_Brief:_ Omit the pictures and output every entry below exactly as written.

_Entries supplied:_
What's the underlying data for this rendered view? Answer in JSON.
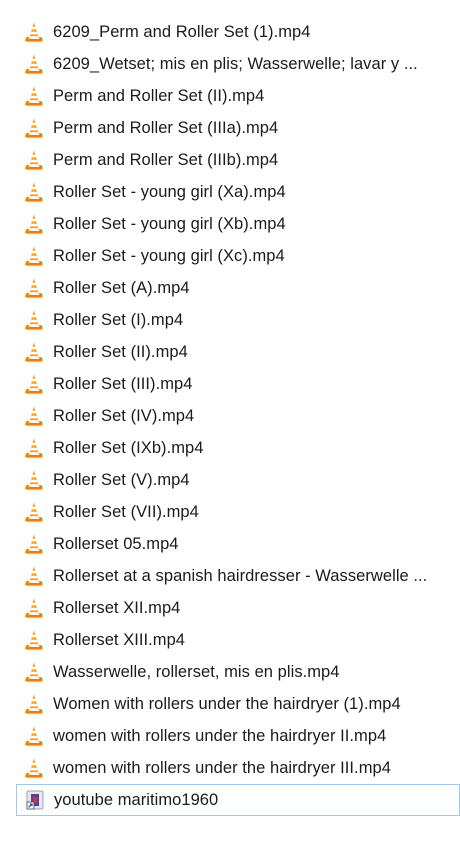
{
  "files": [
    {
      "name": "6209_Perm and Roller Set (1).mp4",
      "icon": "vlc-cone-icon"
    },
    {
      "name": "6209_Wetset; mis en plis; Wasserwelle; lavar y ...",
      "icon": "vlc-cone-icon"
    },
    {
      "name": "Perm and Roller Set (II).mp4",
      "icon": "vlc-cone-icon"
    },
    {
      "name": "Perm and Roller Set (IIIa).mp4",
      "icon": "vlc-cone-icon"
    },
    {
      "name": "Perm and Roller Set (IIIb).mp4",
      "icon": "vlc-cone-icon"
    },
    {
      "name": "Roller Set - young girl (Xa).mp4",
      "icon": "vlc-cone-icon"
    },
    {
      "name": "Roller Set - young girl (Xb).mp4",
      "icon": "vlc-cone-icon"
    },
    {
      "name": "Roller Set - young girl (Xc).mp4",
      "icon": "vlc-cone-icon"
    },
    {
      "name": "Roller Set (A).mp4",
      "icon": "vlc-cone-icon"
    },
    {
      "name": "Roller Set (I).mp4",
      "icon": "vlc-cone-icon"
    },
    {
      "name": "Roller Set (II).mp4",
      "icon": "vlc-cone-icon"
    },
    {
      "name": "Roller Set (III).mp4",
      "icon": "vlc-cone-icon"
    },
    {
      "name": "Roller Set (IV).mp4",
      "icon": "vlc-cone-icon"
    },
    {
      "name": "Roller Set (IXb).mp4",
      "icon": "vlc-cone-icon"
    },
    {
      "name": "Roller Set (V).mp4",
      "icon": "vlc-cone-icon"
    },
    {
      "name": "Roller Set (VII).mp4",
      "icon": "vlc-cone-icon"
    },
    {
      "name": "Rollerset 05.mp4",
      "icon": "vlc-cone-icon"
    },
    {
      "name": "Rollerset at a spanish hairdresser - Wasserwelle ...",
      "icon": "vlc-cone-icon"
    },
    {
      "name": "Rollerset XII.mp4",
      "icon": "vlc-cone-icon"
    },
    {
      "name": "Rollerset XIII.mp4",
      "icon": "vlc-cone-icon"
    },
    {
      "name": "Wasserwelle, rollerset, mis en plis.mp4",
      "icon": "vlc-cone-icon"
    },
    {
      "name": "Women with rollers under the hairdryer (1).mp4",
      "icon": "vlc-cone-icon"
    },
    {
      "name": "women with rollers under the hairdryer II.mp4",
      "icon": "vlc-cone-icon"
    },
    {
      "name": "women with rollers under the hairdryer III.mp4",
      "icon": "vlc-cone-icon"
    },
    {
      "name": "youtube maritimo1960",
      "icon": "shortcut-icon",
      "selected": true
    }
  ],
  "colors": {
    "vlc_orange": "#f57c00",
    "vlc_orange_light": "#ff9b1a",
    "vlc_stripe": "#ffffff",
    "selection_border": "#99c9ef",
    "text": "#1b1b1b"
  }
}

_Finished exercise:_
What's the underlying data for this rendered view? Answer in JSON.
{
  "files": [
    {
      "name": "6209_Perm and Roller Set (1).mp4",
      "icon": "vlc-cone-icon"
    },
    {
      "name": "6209_Wetset; mis en plis; Wasserwelle; lavar y ...",
      "icon": "vlc-cone-icon"
    },
    {
      "name": "Perm and Roller Set (II).mp4",
      "icon": "vlc-cone-icon"
    },
    {
      "name": "Perm and Roller Set (IIIa).mp4",
      "icon": "vlc-cone-icon"
    },
    {
      "name": "Perm and Roller Set (IIIb).mp4",
      "icon": "vlc-cone-icon"
    },
    {
      "name": "Roller Set - young girl (Xa).mp4",
      "icon": "vlc-cone-icon"
    },
    {
      "name": "Roller Set - young girl (Xb).mp4",
      "icon": "vlc-cone-icon"
    },
    {
      "name": "Roller Set - young girl (Xc).mp4",
      "icon": "vlc-cone-icon"
    },
    {
      "name": "Roller Set (A).mp4",
      "icon": "vlc-cone-icon"
    },
    {
      "name": "Roller Set (I).mp4",
      "icon": "vlc-cone-icon"
    },
    {
      "name": "Roller Set (II).mp4",
      "icon": "vlc-cone-icon"
    },
    {
      "name": "Roller Set (III).mp4",
      "icon": "vlc-cone-icon"
    },
    {
      "name": "Roller Set (IV).mp4",
      "icon": "vlc-cone-icon"
    },
    {
      "name": "Roller Set (IXb).mp4",
      "icon": "vlc-cone-icon"
    },
    {
      "name": "Roller Set (V).mp4",
      "icon": "vlc-cone-icon"
    },
    {
      "name": "Roller Set (VII).mp4",
      "icon": "vlc-cone-icon"
    },
    {
      "name": "Rollerset 05.mp4",
      "icon": "vlc-cone-icon"
    },
    {
      "name": "Rollerset at a spanish hairdresser - Wasserwelle ...",
      "icon": "vlc-cone-icon"
    },
    {
      "name": "Rollerset XII.mp4",
      "icon": "vlc-cone-icon"
    },
    {
      "name": "Rollerset XIII.mp4",
      "icon": "vlc-cone-icon"
    },
    {
      "name": "Wasserwelle, rollerset, mis en plis.mp4",
      "icon": "vlc-cone-icon"
    },
    {
      "name": "Women with rollers under the hairdryer (1).mp4",
      "icon": "vlc-cone-icon"
    },
    {
      "name": "women with rollers under the hairdryer II.mp4",
      "icon": "vlc-cone-icon"
    },
    {
      "name": "women with rollers under the hairdryer III.mp4",
      "icon": "vlc-cone-icon"
    },
    {
      "name": "youtube maritimo1960",
      "icon": "shortcut-icon",
      "selected": true
    }
  ],
  "colors": {
    "vlc_orange": "#f57c00",
    "vlc_orange_light": "#ff9b1a",
    "vlc_stripe": "#ffffff",
    "selection_border": "#99c9ef",
    "text": "#1b1b1b"
  }
}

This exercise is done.